# DO THIS:
Gather all lines from the material that contain the word "JSON".

# EXTRACTED ENTRIES:
★ ★ ★ ★ ★ ★ ★

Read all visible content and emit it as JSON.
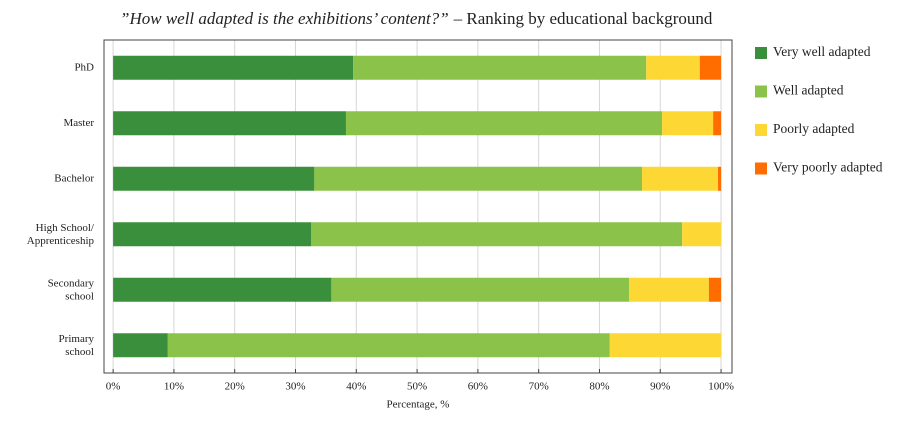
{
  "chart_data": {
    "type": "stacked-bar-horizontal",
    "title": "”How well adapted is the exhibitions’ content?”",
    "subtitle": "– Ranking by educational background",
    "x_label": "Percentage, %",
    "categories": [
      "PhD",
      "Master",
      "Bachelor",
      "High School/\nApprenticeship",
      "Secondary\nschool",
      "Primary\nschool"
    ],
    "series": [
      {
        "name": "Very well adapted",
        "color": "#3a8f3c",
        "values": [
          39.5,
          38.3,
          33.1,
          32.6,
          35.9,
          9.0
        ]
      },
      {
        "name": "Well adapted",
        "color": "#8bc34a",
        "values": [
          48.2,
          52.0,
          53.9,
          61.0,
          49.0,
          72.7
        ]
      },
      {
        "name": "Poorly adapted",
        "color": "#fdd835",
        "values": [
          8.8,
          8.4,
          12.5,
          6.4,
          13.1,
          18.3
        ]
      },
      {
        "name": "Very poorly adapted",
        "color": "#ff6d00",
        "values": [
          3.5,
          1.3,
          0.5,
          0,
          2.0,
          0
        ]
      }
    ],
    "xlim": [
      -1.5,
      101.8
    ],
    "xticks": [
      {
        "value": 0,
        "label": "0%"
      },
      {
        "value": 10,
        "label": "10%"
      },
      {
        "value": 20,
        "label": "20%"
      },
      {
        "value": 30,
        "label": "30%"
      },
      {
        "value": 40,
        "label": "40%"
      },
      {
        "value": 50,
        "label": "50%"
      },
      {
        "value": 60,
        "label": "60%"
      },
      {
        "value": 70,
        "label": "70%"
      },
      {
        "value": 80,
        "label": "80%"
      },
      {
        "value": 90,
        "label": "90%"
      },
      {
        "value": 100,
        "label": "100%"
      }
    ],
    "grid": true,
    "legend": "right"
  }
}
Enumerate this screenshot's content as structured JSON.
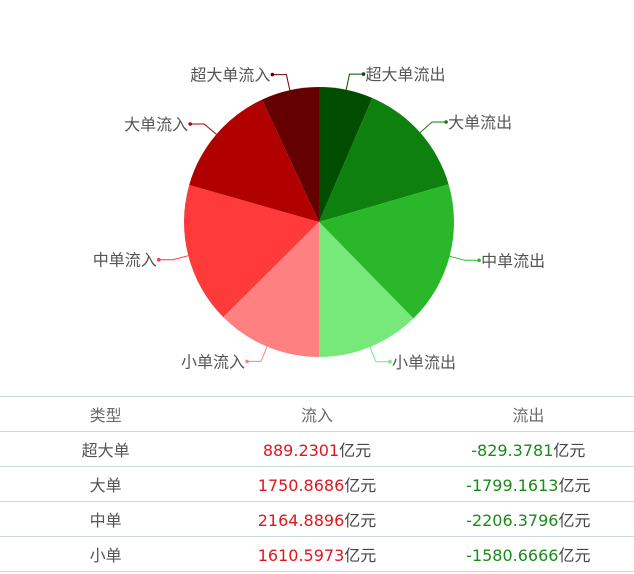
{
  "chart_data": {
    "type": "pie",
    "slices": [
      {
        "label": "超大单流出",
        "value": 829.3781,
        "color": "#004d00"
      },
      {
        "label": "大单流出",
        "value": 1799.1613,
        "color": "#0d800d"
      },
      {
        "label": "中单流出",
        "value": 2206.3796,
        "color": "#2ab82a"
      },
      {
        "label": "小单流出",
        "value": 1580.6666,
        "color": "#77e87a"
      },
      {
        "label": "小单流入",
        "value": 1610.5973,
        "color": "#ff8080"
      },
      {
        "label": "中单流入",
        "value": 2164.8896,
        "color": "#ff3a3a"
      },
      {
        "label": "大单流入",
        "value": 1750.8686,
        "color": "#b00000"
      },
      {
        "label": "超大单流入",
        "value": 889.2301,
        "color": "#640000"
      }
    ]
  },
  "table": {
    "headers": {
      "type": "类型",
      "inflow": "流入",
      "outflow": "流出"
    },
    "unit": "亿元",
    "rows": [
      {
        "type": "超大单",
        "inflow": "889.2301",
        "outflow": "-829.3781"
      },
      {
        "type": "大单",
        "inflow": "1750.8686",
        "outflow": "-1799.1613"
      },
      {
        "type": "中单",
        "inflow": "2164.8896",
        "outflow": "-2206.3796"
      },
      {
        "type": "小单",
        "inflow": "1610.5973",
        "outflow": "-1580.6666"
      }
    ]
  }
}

★ ★ ★ ★ ★ ★ ★

# COMPLETE ANSWER:
Read all visible content and emit it as JSON.
Enumerate this screenshot's content as structured JSON.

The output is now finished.